### Task description
Select from the data all lines with the word "average".

### Entries shown
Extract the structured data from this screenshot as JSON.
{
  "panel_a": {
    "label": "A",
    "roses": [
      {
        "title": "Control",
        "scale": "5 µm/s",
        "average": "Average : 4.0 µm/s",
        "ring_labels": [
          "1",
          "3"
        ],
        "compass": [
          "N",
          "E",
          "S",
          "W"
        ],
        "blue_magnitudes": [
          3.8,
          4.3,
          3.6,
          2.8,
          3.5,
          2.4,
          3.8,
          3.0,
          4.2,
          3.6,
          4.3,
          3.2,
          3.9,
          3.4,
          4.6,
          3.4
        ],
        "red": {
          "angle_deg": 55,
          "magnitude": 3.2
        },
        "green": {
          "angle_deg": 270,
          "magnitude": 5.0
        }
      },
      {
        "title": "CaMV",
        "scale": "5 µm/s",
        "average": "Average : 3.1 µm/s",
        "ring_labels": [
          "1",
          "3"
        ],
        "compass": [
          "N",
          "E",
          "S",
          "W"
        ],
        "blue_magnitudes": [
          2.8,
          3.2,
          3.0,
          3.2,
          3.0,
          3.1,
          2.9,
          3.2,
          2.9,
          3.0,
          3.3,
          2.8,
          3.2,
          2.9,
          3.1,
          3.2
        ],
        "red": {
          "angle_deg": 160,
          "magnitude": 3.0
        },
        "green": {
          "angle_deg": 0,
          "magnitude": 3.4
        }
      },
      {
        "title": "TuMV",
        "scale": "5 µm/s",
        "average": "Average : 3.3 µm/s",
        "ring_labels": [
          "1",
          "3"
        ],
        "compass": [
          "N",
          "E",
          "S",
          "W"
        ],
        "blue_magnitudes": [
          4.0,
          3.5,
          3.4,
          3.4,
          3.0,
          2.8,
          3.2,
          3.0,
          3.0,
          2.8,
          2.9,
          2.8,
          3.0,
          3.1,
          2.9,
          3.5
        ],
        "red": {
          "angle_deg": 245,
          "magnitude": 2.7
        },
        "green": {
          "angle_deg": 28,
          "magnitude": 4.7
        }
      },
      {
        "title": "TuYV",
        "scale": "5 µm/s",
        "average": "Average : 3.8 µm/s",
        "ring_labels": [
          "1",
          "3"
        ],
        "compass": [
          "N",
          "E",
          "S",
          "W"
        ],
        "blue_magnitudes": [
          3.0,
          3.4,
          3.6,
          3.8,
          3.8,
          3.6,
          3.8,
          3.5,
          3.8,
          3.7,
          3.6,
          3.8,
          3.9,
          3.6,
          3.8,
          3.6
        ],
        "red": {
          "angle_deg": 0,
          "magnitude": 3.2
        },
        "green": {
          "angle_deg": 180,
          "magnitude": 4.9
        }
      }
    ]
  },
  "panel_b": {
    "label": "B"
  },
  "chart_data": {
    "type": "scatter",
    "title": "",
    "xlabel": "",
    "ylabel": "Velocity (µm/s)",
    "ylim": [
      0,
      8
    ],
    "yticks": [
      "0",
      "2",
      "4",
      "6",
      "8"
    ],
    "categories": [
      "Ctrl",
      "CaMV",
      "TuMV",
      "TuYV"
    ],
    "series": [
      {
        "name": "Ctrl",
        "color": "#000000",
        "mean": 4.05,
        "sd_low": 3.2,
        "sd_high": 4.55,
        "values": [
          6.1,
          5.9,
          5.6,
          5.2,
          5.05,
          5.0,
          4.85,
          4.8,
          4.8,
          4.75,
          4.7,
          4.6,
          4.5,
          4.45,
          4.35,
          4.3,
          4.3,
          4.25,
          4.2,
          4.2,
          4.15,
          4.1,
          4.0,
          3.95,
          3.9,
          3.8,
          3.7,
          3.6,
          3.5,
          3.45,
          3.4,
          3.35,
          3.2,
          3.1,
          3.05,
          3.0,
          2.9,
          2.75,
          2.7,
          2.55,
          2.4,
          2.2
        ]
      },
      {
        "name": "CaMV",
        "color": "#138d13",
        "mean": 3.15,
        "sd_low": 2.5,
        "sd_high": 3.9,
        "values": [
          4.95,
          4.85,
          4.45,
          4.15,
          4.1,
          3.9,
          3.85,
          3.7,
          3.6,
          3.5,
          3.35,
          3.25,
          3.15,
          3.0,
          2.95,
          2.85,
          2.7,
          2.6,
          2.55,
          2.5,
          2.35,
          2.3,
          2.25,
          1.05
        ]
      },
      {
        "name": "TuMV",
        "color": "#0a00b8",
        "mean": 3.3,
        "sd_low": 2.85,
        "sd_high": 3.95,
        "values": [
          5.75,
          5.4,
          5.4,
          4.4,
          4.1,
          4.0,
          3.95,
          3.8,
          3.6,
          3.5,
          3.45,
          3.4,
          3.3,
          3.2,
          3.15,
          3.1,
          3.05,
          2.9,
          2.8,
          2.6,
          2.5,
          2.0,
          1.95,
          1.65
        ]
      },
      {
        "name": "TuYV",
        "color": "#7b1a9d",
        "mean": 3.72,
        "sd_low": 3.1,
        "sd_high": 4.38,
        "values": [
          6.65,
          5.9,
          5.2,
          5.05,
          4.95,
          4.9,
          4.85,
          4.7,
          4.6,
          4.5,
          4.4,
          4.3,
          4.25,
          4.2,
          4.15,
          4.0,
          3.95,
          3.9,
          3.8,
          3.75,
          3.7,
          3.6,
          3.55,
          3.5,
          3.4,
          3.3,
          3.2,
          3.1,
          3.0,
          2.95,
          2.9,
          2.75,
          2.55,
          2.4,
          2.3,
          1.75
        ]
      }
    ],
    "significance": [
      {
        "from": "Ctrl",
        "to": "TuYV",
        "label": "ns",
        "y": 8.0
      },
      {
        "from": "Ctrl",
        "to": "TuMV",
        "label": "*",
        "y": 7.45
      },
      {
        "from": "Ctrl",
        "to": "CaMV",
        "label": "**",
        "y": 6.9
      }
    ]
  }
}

### Task response
        "average": "Average : 4.0 µm/s",
        "average": "Average : 3.1 µm/s",
        "average": "Average : 3.3 µm/s",
        "average": "Average : 3.8 µm/s",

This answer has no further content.